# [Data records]

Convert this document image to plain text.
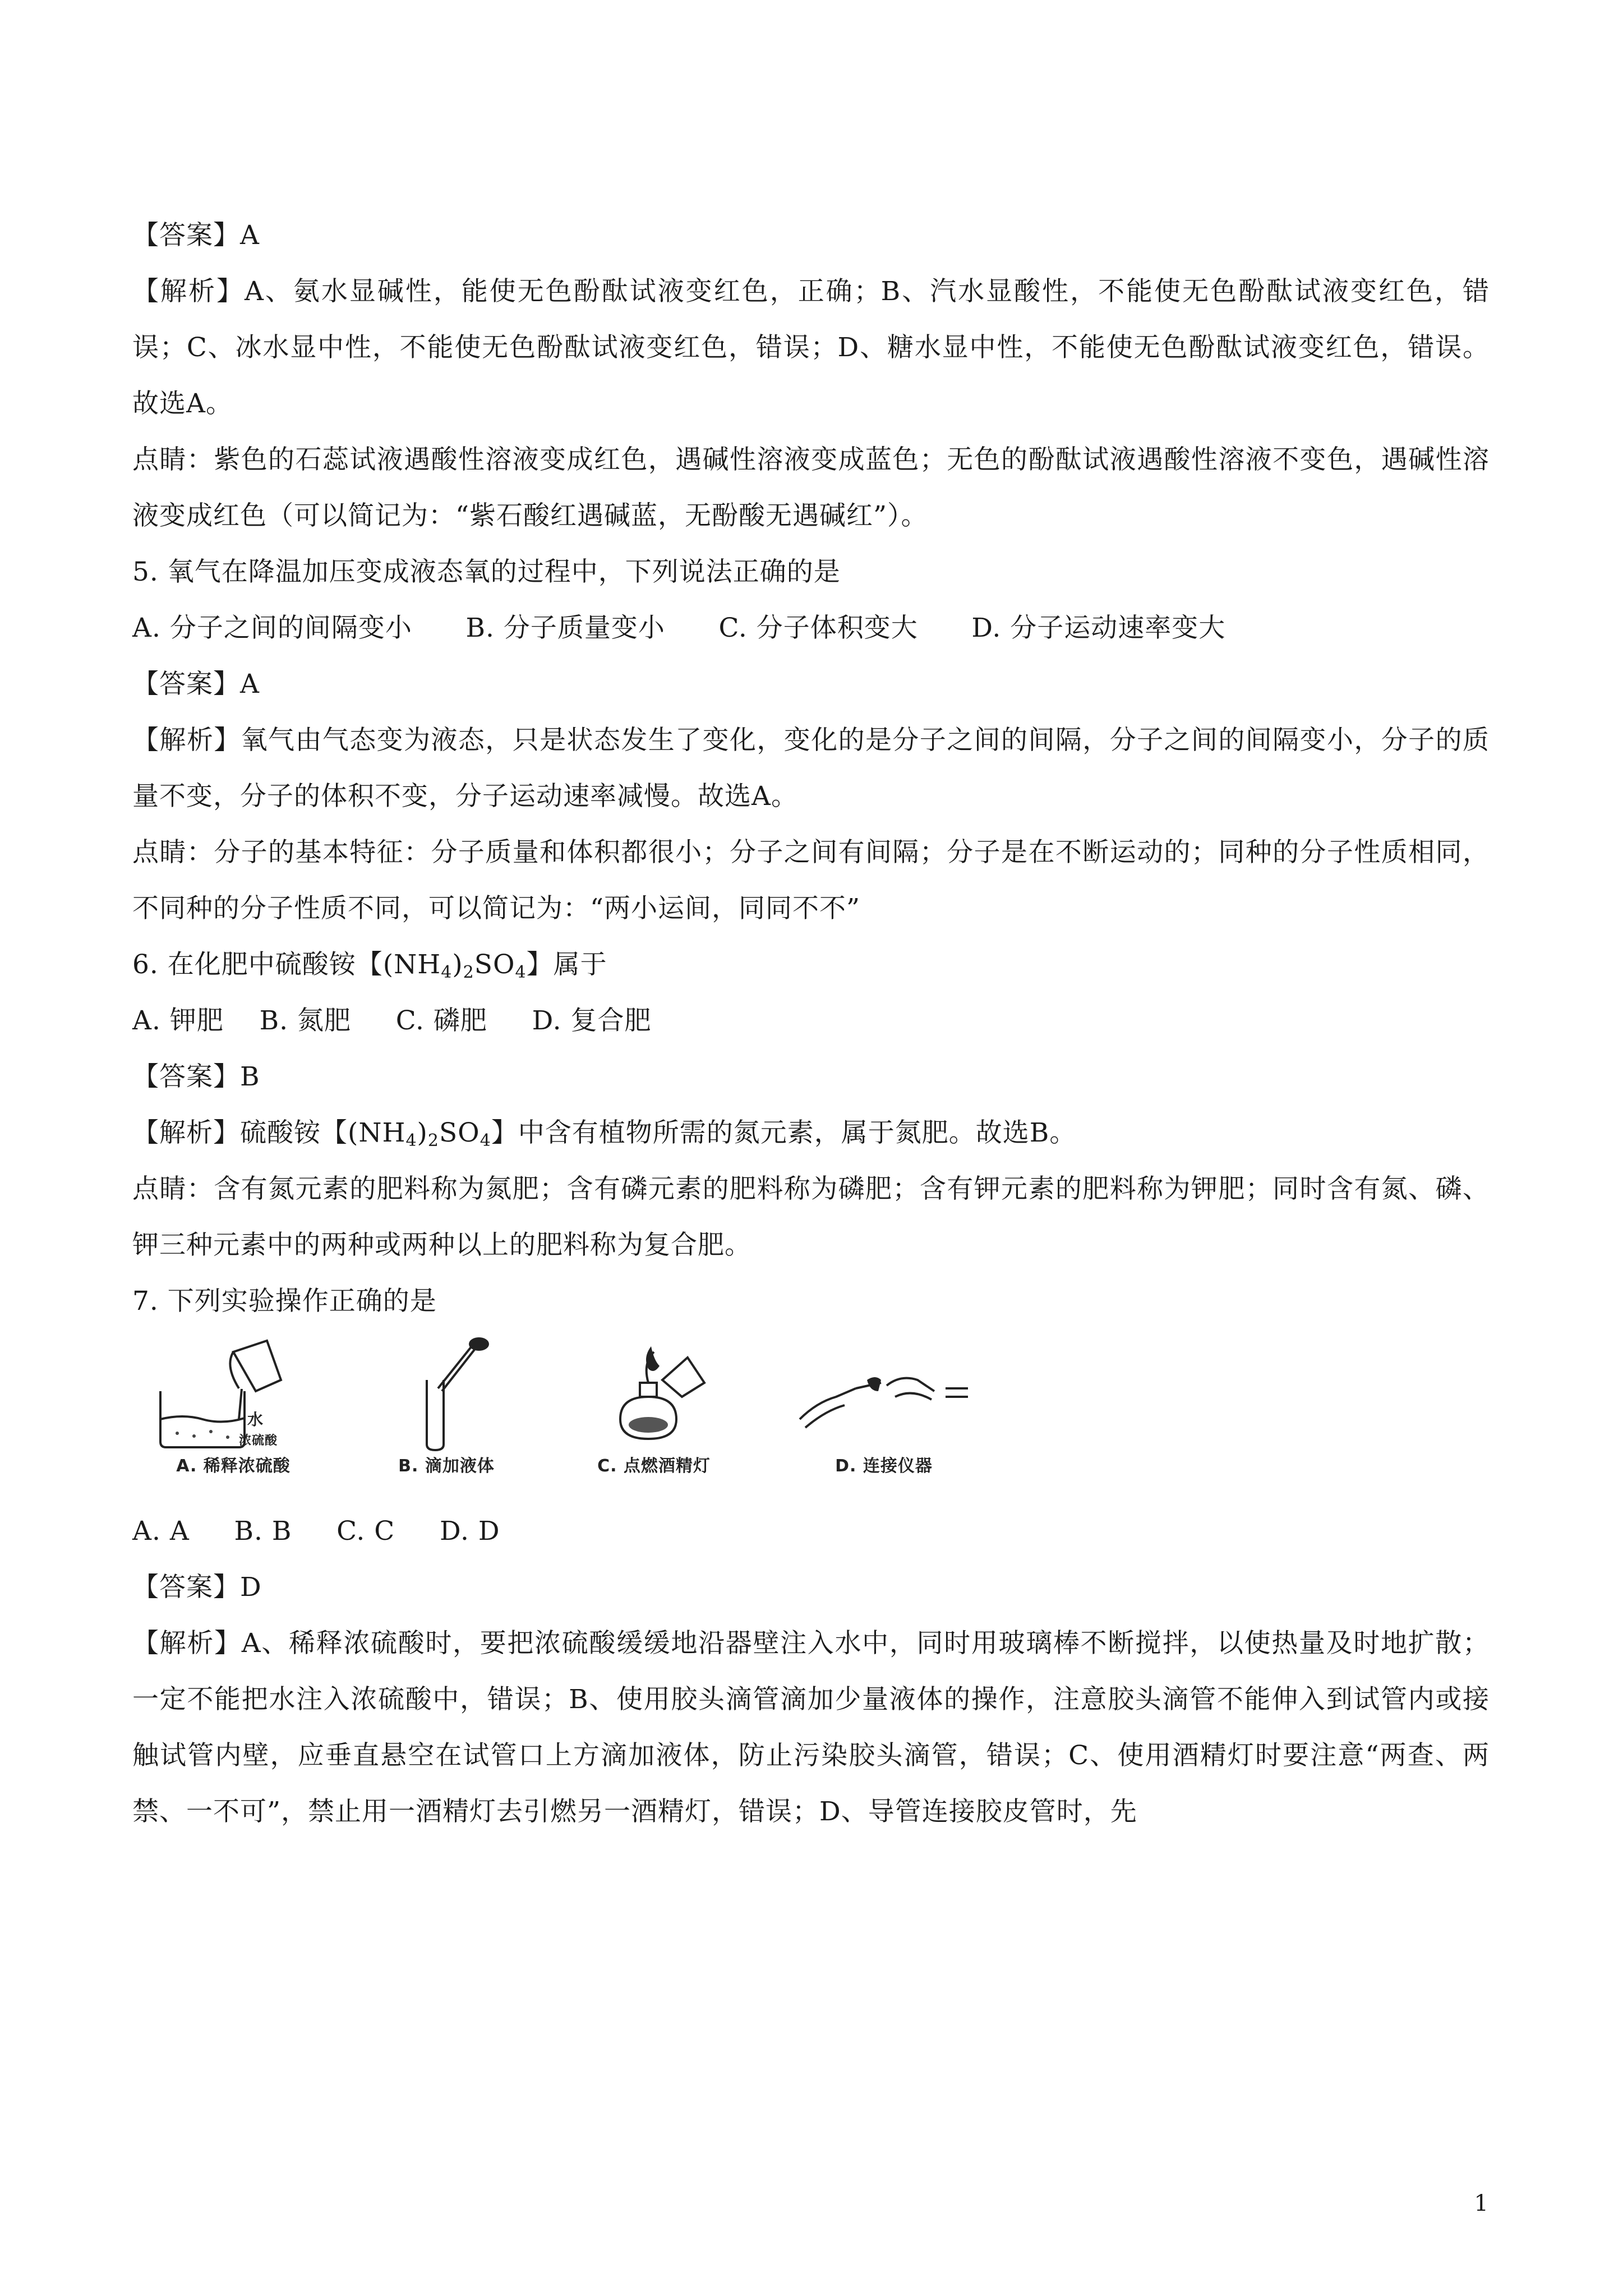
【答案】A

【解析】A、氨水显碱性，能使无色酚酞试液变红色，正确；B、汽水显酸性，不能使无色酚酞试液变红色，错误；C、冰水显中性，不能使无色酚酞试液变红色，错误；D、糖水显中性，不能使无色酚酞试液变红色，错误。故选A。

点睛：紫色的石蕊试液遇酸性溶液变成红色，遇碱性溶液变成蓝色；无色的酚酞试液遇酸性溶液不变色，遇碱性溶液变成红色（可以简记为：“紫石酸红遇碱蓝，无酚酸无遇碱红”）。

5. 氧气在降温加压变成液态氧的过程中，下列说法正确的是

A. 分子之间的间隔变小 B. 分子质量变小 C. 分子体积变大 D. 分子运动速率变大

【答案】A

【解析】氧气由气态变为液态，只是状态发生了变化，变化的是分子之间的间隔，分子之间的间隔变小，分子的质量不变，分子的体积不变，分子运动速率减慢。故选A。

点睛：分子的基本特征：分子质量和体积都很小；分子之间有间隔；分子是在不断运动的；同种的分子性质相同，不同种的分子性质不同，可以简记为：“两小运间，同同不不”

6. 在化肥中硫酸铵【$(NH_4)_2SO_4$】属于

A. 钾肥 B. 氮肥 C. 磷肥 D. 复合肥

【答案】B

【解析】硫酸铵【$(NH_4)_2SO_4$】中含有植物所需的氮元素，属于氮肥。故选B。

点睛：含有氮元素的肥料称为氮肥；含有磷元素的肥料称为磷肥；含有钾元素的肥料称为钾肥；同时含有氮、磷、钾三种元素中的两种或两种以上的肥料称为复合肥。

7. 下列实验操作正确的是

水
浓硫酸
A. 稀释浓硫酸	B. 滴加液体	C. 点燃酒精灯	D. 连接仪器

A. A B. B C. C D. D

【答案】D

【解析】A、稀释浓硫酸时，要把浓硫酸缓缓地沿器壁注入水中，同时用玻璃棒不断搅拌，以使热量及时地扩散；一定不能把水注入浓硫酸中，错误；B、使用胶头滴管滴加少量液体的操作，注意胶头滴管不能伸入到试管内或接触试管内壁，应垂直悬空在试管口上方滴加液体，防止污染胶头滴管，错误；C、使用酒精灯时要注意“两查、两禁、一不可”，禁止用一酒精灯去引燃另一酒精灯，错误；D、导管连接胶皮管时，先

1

---

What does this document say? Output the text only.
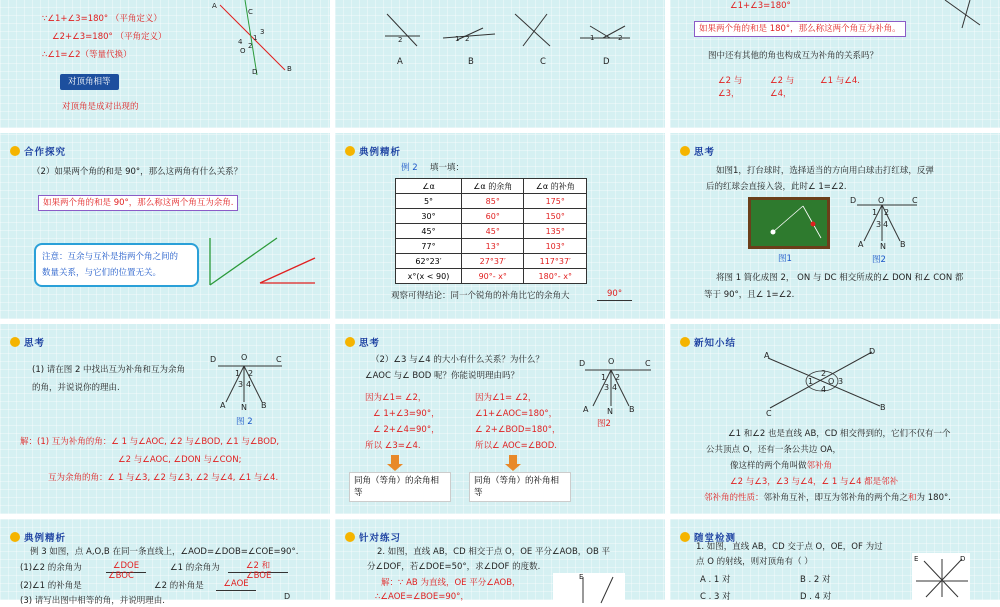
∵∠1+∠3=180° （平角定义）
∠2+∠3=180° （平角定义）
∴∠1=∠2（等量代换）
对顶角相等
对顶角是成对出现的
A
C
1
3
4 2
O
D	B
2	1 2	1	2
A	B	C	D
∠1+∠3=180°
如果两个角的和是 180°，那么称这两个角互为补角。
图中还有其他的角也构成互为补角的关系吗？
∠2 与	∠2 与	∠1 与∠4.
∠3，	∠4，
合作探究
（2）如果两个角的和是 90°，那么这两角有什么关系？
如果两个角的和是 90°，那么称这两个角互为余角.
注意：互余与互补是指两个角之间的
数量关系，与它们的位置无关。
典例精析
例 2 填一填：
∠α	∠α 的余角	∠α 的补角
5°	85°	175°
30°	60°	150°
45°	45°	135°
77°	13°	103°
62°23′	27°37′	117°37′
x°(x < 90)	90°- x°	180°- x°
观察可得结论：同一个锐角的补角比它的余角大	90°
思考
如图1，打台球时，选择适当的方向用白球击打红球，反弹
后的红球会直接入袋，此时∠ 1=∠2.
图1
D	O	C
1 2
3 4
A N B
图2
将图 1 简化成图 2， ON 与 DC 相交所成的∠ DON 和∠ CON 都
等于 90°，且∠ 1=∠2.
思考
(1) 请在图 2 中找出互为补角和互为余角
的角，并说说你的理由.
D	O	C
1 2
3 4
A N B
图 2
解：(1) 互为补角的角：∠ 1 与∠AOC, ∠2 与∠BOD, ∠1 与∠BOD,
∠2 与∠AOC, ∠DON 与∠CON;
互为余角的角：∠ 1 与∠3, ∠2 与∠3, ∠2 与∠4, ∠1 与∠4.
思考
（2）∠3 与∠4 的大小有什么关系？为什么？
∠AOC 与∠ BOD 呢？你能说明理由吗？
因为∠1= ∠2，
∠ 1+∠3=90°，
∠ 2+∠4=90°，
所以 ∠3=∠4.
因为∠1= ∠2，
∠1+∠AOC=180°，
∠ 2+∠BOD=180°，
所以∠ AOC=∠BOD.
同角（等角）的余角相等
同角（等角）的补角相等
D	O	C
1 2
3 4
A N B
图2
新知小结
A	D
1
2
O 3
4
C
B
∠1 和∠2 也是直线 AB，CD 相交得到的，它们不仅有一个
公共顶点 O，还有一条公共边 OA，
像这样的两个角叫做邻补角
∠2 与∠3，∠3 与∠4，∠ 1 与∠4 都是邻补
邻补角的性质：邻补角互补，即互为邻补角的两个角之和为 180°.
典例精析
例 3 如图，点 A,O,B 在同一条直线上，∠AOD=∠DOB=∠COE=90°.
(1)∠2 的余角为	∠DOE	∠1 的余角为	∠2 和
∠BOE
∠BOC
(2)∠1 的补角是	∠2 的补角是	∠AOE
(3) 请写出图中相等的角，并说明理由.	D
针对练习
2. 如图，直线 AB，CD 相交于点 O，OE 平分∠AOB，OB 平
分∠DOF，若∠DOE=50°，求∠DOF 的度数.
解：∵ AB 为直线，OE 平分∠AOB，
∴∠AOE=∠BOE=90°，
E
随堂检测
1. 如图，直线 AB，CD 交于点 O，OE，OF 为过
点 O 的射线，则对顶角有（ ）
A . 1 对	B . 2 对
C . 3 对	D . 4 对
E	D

# [Exercise instructions]
Extract all lines from the material above that include the word "可以简记为".

# [Task result]
点睛：紫色的石蕊试液遇酸性溶液变成红色，遇碱性溶液变成蓝色；无色的酚酞试液遇酸性溶液不变色，遇碱性溶液变成红色（可以简记为：“紫石酸红遇碱蓝，无酚酸无遇碱红”）。
点睛：分子的基本特征：分子质量和体积都很小；分子之间有间隔；分子是在不断运动的；同种的分子性质相同，不同种的分子性质不同，可以简记为：“两小运间，同同不不”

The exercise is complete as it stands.